-- Exercise materials --

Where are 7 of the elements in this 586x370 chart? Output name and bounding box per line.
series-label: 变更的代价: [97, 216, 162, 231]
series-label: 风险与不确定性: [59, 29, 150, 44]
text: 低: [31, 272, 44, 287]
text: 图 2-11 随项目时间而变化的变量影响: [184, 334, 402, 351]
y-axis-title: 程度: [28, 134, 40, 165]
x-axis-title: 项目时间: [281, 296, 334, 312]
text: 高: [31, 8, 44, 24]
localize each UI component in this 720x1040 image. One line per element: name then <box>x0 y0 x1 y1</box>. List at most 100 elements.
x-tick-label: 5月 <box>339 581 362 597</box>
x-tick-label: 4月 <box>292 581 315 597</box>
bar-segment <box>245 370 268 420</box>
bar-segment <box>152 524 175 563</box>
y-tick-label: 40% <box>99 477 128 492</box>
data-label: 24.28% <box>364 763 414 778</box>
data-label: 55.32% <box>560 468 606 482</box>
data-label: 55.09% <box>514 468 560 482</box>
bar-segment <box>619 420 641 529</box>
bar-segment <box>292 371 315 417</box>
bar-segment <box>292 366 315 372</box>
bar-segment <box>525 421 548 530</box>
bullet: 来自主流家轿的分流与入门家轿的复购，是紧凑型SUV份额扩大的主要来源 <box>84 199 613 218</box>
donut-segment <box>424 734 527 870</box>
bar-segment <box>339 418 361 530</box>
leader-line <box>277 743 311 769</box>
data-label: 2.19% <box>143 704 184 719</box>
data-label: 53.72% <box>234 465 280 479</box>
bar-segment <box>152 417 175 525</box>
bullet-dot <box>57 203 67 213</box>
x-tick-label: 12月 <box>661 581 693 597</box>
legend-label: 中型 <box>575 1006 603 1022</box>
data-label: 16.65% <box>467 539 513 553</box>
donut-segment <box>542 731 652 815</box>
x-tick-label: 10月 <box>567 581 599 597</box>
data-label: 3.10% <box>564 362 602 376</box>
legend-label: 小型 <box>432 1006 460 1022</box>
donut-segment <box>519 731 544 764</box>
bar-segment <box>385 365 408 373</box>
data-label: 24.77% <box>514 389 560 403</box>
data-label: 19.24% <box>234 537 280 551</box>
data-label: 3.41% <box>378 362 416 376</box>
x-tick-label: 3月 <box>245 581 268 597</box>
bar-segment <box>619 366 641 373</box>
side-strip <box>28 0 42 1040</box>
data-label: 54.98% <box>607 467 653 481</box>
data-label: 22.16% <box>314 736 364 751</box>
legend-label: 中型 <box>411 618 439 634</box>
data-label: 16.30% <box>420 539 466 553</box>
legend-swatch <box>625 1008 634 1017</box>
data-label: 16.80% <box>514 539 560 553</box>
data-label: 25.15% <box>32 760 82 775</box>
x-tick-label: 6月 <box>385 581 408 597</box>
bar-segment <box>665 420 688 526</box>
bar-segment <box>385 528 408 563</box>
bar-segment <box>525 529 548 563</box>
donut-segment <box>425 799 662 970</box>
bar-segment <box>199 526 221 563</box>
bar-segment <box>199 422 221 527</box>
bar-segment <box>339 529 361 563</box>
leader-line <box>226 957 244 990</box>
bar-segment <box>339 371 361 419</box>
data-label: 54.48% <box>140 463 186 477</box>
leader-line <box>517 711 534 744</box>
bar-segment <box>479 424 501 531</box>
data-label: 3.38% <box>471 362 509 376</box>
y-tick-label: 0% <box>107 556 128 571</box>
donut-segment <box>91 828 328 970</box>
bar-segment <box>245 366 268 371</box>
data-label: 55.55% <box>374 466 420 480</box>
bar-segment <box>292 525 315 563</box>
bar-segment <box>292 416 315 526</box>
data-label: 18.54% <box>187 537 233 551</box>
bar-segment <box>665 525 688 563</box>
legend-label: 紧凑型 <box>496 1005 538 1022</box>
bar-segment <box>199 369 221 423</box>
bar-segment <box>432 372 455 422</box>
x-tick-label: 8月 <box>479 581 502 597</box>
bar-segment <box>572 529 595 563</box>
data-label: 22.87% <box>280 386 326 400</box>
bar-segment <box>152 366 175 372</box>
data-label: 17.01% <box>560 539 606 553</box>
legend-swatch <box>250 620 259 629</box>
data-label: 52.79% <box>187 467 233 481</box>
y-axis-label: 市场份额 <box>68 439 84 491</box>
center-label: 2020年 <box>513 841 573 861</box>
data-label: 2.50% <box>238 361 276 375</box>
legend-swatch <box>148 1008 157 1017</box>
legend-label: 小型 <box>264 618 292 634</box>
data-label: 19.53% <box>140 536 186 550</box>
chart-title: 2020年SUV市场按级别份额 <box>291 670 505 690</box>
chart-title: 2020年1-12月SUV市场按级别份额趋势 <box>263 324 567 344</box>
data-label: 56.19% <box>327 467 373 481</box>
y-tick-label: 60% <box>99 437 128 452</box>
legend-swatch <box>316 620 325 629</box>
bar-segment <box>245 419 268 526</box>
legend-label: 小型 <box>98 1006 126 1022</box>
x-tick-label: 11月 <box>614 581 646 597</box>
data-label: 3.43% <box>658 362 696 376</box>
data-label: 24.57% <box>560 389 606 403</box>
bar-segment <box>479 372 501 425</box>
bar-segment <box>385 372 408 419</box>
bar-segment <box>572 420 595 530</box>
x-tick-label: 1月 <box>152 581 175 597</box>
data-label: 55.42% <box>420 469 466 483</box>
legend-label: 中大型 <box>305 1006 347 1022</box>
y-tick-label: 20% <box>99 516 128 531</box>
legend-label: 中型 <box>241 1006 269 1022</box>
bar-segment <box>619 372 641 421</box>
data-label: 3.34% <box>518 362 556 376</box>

-- Exercise prompt --
Copy out every one of the records above, keeping each line word for word and in its original order.

-- Expected output --
Where are 7 of the elements in this 586x370 chart? Output name and bounding box per line.
series-label: 变更的代价: [97, 216, 162, 231]
series-label: 风险与不确定性: [59, 29, 150, 44]
text: 低: [31, 272, 44, 287]
text: 图 2-11 随项目时间而变化的变量影响: [184, 334, 402, 351]
y-axis-title: 程度: [28, 134, 40, 165]
x-axis-title: 项目时间: [281, 296, 334, 312]
text: 高: [31, 8, 44, 24]
localize each UI component in this 720x1040 image. One line per element: name then <box>x0 y0 x1 y1</box>. List at most 100 elements.
x-tick-label: 5月 <box>339 581 362 597</box>
x-tick-label: 4月 <box>292 581 315 597</box>
bar-segment <box>245 370 268 420</box>
bar-segment <box>152 524 175 563</box>
y-tick-label: 40% <box>99 477 128 492</box>
data-label: 24.28% <box>364 763 414 778</box>
data-label: 55.32% <box>560 468 606 482</box>
data-label: 55.09% <box>514 468 560 482</box>
bar-segment <box>619 420 641 529</box>
bar-segment <box>292 371 315 417</box>
bar-segment <box>292 366 315 372</box>
bar-segment <box>525 421 548 530</box>
bullet: 来自主流家轿的分流与入门家轿的复购，是紧凑型SUV份额扩大的主要来源 <box>84 199 613 218</box>
donut-segment <box>424 734 527 870</box>
bar-segment <box>339 418 361 530</box>
leader-line <box>277 743 311 769</box>
data-label: 2.19% <box>143 704 184 719</box>
data-label: 53.72% <box>234 465 280 479</box>
bar-segment <box>152 417 175 525</box>
bullet-dot <box>57 203 67 213</box>
x-tick-label: 12月 <box>661 581 693 597</box>
legend-label: 中型 <box>575 1006 603 1022</box>
data-label: 16.65% <box>467 539 513 553</box>
donut-segment <box>542 731 652 815</box>
x-tick-label: 10月 <box>567 581 599 597</box>
data-label: 3.10% <box>564 362 602 376</box>
legend-label: 小型 <box>432 1006 460 1022</box>
donut-segment <box>519 731 544 764</box>
bar-segment <box>385 365 408 373</box>
data-label: 24.77% <box>514 389 560 403</box>
data-label: 19.24% <box>234 537 280 551</box>
data-label: 3.41% <box>378 362 416 376</box>
x-tick-label: 3月 <box>245 581 268 597</box>
bar-segment <box>619 366 641 373</box>
side-strip <box>28 0 42 1040</box>
data-label: 54.98% <box>607 467 653 481</box>
data-label: 22.16% <box>314 736 364 751</box>
legend-label: 中型 <box>411 618 439 634</box>
data-label: 16.30% <box>420 539 466 553</box>
legend-swatch <box>625 1008 634 1017</box>
data-label: 16.80% <box>514 539 560 553</box>
data-label: 25.15% <box>32 760 82 775</box>
x-tick-label: 6月 <box>385 581 408 597</box>
bar-segment <box>665 420 688 526</box>
bar-segment <box>385 528 408 563</box>
bar-segment <box>525 529 548 563</box>
donut-segment <box>425 799 662 970</box>
bar-segment <box>199 526 221 563</box>
bar-segment <box>199 422 221 527</box>
bar-segment <box>339 529 361 563</box>
leader-line <box>226 957 244 990</box>
bar-segment <box>339 371 361 419</box>
data-label: 54.48% <box>140 463 186 477</box>
leader-line <box>517 711 534 744</box>
bar-segment <box>479 424 501 531</box>
data-label: 3.38% <box>471 362 509 376</box>
y-tick-label: 0% <box>107 556 128 571</box>
donut-segment <box>91 828 328 970</box>
bar-segment <box>245 366 268 371</box>
data-label: 55.55% <box>374 466 420 480</box>
bar-segment <box>292 525 315 563</box>
bar-segment <box>292 416 315 526</box>
data-label: 18.54% <box>187 537 233 551</box>
bar-segment <box>665 525 688 563</box>
legend-label: 紧凑型 <box>496 1005 538 1022</box>
bar-segment <box>199 369 221 423</box>
bar-segment <box>432 372 455 422</box>
x-tick-label: 8月 <box>479 581 502 597</box>
bar-segment <box>572 529 595 563</box>
data-label: 22.87% <box>280 386 326 400</box>
bar-segment <box>152 366 175 372</box>
data-label: 17.01% <box>560 539 606 553</box>
legend-swatch <box>250 620 259 629</box>
data-label: 52.79% <box>187 467 233 481</box>
y-axis-label: 市场份额 <box>68 439 84 491</box>
center-label: 2020年 <box>513 841 573 861</box>
data-label: 2.50% <box>238 361 276 375</box>
legend-swatch <box>148 1008 157 1017</box>
legend-label: 小型 <box>264 618 292 634</box>
data-label: 19.53% <box>140 536 186 550</box>
chart-title: 2020年SUV市场按级别份额 <box>291 670 505 690</box>
chart-title: 2020年1-12月SUV市场按级别份额趋势 <box>263 324 567 344</box>
data-label: 56.19% <box>327 467 373 481</box>
y-tick-label: 60% <box>99 437 128 452</box>
legend-swatch <box>316 620 325 629</box>
bar-segment <box>245 419 268 526</box>
legend-label: 小型 <box>98 1006 126 1022</box>
x-tick-label: 11月 <box>614 581 646 597</box>
data-label: 3.43% <box>658 362 696 376</box>
data-label: 24.57% <box>560 389 606 403</box>
bar-segment <box>479 372 501 425</box>
bar-segment <box>385 372 408 419</box>
bar-segment <box>572 420 595 530</box>
x-tick-label: 1月 <box>152 581 175 597</box>
data-label: 55.42% <box>420 469 466 483</box>
legend-label: 中大型 <box>305 1006 347 1022</box>
y-tick-label: 20% <box>99 516 128 531</box>
legend-label: 中型 <box>241 1006 269 1022</box>
bar-segment <box>619 372 641 421</box>
data-label: 3.34% <box>518 362 556 376</box>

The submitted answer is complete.